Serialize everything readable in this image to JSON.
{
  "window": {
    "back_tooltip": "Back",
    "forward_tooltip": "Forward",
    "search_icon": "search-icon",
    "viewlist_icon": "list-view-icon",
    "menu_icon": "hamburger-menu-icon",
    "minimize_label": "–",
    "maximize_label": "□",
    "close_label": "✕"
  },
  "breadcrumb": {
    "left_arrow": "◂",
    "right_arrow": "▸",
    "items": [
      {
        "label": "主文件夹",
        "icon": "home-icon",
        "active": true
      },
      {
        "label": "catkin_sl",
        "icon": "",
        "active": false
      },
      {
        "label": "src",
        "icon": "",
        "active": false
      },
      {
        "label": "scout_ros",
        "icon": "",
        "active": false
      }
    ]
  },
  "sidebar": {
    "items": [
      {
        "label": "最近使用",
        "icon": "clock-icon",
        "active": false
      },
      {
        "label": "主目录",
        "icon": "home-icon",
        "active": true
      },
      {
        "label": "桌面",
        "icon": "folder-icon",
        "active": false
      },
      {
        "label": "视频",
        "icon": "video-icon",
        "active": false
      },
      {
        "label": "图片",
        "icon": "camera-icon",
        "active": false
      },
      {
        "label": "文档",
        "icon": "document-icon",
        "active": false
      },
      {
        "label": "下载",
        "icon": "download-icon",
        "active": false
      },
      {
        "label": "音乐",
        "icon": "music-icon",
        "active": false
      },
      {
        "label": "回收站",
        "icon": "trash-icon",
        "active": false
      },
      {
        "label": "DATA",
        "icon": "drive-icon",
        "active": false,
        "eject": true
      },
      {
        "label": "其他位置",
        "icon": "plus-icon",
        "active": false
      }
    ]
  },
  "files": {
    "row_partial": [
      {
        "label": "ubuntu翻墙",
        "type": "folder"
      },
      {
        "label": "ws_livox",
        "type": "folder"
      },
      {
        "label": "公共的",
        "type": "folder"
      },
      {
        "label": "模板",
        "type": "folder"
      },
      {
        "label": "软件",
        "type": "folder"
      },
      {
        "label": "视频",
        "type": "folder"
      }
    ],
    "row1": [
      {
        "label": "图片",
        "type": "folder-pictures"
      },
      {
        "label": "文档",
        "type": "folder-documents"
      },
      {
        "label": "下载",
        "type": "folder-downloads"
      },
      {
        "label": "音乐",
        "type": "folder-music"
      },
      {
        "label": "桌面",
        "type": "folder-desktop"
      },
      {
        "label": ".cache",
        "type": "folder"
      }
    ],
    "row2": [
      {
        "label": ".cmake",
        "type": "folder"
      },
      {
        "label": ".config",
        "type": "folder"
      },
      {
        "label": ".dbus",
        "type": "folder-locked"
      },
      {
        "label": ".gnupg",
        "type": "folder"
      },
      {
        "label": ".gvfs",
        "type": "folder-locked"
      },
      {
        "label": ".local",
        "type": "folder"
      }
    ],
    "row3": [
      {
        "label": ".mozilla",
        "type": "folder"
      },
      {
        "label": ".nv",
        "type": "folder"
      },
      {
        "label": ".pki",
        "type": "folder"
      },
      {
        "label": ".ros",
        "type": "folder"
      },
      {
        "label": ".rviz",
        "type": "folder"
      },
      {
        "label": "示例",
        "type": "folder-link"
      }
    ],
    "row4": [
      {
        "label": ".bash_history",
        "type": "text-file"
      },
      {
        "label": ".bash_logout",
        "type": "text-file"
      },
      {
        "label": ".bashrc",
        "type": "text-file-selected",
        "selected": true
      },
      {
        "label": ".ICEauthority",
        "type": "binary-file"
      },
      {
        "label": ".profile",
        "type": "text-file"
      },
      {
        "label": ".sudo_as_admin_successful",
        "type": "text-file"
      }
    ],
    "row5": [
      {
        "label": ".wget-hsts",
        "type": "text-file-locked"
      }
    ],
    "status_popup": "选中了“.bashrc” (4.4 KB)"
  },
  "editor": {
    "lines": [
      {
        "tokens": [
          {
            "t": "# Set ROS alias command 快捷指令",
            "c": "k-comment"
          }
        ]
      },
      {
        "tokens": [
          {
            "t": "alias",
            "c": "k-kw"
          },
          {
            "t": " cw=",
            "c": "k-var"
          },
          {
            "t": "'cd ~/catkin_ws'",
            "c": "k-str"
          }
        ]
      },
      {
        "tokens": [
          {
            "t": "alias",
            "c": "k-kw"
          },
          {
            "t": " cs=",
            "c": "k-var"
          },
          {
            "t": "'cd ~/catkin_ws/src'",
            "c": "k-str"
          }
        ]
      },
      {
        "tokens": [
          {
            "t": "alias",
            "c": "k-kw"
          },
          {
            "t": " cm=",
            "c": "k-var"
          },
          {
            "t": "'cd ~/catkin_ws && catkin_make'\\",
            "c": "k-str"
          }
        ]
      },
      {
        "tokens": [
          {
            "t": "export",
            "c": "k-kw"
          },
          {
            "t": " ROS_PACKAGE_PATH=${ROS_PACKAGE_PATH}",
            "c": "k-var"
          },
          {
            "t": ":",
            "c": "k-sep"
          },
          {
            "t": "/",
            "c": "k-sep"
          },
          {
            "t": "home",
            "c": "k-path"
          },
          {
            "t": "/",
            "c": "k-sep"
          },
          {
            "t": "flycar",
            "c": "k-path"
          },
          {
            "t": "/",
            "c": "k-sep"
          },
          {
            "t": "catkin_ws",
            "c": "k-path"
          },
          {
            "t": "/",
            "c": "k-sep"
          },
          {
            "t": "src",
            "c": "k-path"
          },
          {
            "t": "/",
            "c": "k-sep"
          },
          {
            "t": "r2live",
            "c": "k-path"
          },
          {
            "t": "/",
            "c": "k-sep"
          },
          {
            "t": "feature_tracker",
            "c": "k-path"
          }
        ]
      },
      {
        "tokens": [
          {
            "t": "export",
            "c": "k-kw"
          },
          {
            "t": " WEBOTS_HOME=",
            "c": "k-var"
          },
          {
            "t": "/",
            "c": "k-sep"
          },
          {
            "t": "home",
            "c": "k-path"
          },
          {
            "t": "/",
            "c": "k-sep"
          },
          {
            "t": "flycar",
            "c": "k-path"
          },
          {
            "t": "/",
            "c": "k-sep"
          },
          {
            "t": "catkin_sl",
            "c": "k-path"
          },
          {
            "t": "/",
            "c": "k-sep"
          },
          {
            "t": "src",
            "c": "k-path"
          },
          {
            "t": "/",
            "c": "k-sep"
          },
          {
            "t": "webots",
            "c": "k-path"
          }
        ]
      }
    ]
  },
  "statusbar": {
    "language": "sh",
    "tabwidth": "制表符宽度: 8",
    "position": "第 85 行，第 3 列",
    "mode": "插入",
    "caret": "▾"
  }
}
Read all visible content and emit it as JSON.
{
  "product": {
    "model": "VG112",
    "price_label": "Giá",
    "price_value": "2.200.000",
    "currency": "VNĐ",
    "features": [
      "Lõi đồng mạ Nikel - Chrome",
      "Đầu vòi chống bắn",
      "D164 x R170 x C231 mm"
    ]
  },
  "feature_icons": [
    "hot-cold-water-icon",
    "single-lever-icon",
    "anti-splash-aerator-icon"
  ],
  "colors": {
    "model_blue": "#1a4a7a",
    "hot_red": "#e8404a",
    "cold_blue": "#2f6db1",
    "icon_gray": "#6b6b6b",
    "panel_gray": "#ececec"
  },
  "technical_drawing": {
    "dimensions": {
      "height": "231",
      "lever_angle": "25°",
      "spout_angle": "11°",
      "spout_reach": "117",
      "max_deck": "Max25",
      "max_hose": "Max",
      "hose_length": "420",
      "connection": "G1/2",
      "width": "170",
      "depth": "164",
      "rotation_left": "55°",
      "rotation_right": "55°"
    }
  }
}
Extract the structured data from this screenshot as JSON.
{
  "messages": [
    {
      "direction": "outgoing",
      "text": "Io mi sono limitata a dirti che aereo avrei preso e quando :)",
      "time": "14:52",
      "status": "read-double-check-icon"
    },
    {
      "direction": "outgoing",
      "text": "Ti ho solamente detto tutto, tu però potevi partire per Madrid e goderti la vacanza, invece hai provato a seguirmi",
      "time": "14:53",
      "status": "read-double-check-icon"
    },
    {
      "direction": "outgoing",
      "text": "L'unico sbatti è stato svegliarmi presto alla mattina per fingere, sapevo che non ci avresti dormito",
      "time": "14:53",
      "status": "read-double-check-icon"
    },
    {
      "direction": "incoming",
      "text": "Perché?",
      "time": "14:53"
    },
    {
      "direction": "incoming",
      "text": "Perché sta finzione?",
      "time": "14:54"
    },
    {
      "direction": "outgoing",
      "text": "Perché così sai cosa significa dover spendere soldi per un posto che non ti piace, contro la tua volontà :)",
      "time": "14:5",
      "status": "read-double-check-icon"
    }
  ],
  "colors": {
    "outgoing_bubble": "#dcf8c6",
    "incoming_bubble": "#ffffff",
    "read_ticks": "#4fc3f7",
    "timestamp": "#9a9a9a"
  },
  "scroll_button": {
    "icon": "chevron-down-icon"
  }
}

* * * * * * * * *

### What you will do
Only a number is wanted: how many lines above include "bashrc"?

### Written answer
2